• Goal of the exercise
Gather all lines from the material that contain "frac".

(Dataset items)
------------------------------------------------------------

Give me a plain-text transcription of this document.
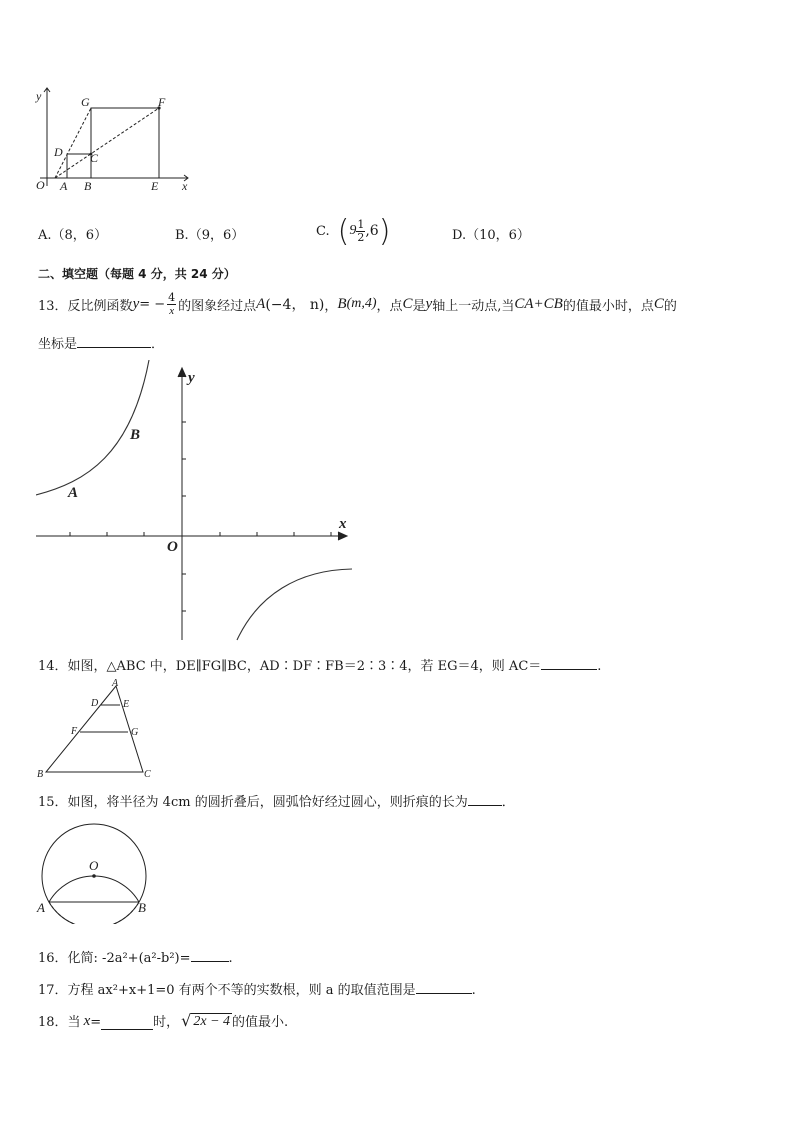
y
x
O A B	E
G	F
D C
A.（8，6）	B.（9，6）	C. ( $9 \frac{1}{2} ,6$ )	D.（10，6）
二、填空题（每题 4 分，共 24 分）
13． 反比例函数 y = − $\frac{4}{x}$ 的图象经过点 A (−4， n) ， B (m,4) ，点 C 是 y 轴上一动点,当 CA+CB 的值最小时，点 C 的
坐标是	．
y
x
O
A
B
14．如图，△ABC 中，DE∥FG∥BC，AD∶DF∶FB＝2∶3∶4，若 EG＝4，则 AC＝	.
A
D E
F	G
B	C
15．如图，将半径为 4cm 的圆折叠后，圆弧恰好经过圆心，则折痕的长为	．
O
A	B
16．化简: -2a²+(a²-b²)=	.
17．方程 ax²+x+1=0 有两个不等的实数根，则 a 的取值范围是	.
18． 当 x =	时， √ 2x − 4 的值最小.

------------------------------------------------------------

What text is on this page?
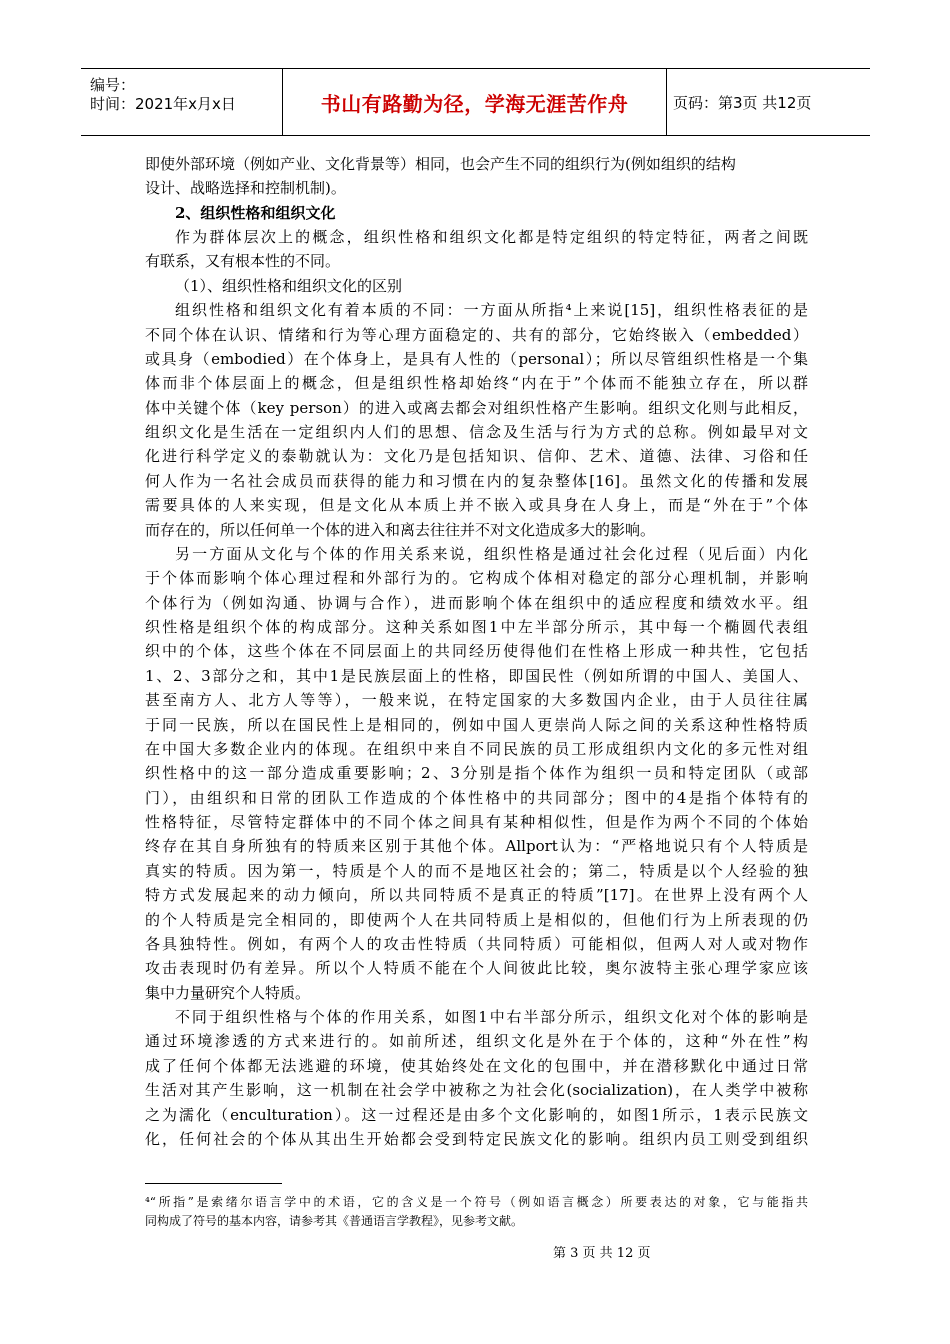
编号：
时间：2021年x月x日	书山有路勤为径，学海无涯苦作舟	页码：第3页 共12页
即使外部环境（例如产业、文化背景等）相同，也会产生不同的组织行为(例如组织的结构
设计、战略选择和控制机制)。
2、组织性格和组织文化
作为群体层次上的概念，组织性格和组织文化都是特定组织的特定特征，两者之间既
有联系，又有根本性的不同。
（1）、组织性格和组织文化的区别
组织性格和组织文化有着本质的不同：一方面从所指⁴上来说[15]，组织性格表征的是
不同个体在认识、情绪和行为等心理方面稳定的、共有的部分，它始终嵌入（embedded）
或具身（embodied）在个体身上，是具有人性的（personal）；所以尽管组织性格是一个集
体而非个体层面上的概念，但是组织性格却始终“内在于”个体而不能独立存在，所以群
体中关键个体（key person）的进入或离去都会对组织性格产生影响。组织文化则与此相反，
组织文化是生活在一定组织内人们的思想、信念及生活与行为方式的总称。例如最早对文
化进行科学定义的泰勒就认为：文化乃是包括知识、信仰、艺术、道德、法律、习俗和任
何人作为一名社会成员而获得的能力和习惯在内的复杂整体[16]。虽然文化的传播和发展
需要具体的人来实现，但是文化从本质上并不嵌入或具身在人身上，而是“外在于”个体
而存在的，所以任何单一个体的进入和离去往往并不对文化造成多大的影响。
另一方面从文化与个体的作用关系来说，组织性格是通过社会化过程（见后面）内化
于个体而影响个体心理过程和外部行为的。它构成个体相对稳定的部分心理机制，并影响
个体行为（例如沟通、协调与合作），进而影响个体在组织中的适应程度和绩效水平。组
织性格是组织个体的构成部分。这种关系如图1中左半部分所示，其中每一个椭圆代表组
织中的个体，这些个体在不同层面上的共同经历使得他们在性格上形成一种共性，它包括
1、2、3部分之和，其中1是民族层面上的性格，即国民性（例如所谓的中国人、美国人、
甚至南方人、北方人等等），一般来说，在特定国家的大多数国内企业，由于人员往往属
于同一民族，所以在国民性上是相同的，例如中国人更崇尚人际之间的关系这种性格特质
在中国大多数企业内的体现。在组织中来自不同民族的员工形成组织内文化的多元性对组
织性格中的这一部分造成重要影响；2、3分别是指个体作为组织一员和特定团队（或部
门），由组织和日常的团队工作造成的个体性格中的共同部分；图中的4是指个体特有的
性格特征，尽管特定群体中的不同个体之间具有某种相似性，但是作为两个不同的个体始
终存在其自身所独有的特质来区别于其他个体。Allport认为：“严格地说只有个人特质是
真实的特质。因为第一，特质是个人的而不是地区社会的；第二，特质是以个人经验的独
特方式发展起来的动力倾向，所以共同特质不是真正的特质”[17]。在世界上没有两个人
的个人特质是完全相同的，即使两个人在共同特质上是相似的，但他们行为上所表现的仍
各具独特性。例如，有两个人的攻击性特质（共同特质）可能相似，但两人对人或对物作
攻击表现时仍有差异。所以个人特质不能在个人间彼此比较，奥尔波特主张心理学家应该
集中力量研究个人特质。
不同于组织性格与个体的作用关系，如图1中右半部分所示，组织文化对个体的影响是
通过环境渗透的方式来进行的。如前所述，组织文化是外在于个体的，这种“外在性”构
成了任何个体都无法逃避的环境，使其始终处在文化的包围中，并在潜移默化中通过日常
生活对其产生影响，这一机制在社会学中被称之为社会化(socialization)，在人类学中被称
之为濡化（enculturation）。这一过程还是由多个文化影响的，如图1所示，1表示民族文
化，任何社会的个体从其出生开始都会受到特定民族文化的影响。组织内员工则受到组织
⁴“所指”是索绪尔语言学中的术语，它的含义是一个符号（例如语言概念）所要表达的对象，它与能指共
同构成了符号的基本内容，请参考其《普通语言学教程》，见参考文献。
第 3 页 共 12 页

------------------------------------------------------------

• Correct response
A.（8，6）	B.（9，6）	C. ( $9 \frac{1}{2} ,6$ )	D.（10，6）
13． 反比例函数 y = − $\frac{4}{x}$ 的图象经过点 A (−4， n) ， B (m,4) ，点 C 是 y 轴上一动点,当 CA+CB 的值最小时，点 C 的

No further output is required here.